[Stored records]
⁂

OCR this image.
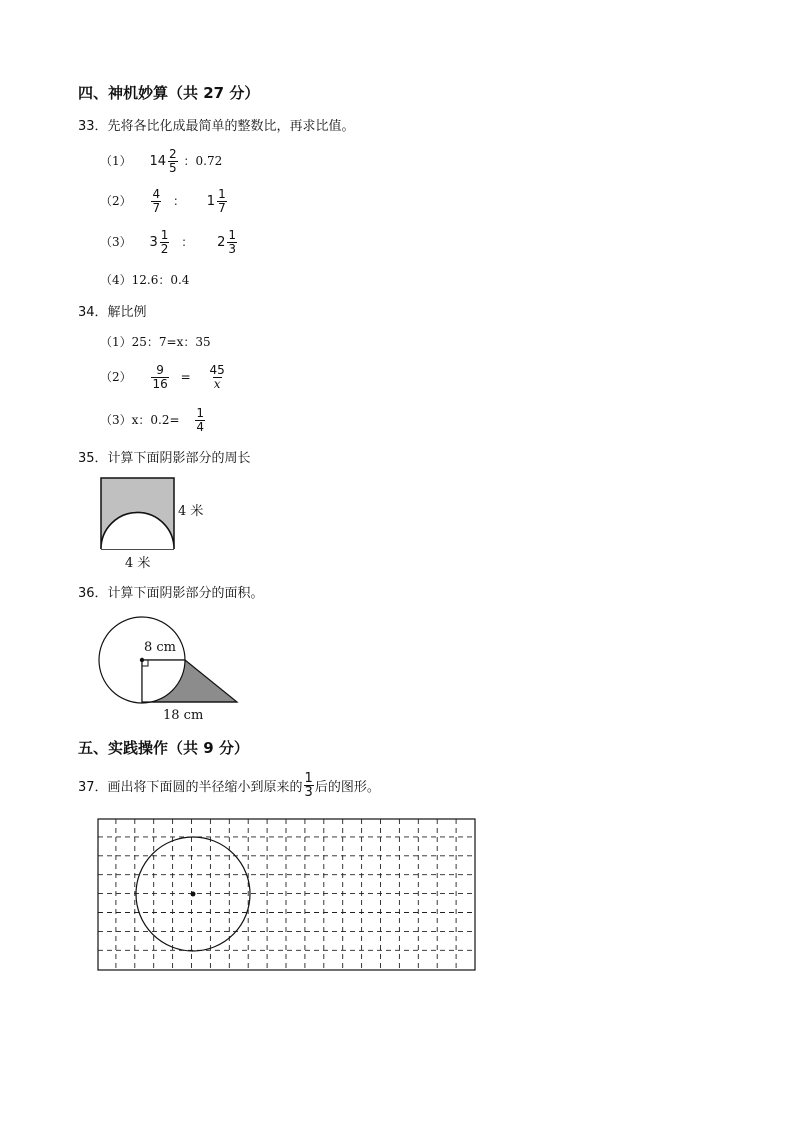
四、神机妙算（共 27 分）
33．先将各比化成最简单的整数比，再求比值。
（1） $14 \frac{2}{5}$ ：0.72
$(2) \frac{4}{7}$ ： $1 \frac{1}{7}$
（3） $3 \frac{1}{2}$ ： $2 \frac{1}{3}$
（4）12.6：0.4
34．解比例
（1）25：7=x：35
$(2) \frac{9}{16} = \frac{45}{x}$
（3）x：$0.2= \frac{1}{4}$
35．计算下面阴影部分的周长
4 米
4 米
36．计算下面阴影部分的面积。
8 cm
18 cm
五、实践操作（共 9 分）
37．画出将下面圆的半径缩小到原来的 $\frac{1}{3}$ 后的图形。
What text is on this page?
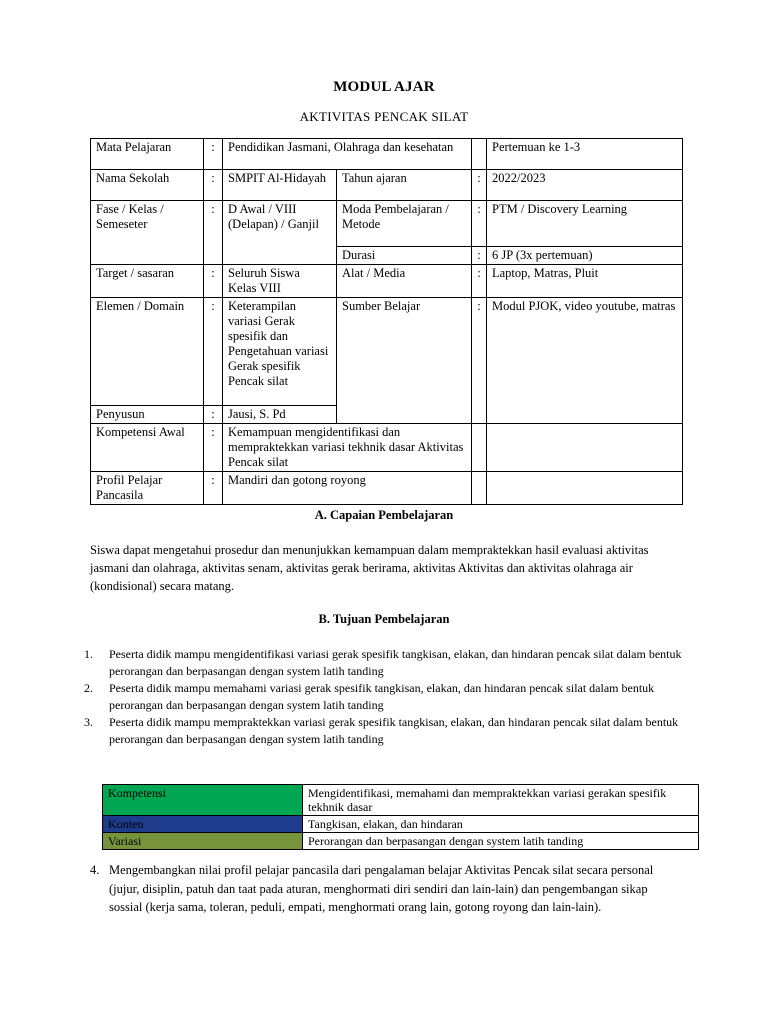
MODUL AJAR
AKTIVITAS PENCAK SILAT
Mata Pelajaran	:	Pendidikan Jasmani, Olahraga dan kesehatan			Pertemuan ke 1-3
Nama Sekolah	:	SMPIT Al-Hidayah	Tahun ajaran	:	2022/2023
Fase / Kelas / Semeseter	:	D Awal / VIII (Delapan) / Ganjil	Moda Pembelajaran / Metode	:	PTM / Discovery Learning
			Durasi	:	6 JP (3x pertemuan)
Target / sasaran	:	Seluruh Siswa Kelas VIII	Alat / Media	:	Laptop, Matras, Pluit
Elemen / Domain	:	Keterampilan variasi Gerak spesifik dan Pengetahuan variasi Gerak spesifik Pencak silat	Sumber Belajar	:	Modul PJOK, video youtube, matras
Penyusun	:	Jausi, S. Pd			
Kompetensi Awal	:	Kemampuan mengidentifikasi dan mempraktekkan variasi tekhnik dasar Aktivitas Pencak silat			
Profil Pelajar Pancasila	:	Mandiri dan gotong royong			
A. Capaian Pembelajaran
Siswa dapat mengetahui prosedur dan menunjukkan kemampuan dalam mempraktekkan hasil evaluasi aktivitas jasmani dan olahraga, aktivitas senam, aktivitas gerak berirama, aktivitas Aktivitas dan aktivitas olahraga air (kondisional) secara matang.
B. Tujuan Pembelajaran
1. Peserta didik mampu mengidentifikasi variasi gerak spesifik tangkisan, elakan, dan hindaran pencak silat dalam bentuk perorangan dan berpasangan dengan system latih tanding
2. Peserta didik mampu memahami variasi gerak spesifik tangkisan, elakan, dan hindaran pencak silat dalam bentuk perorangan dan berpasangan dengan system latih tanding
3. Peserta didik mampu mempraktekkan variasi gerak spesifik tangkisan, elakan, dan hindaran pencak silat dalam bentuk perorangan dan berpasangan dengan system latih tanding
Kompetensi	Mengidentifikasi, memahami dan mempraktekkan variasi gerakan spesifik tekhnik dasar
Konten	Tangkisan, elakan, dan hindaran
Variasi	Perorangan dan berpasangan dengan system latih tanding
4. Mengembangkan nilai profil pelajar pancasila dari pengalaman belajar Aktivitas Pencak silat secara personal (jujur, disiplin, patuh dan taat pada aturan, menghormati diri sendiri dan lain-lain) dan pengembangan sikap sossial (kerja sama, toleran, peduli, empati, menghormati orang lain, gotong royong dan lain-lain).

⁂

Select all lines in the listing above where the word "VIII" appears, and show them.

### Written reply
Fase / Kelas / Semeseter	:	D Awal / VIII (Delapan) / Ganjil	Moda Pembelajaran / Metode	:	PTM / Discovery Learning
Target / sasaran	:	Seluruh Siswa Kelas VIII	Alat / Media	:	Laptop, Matras, Pluit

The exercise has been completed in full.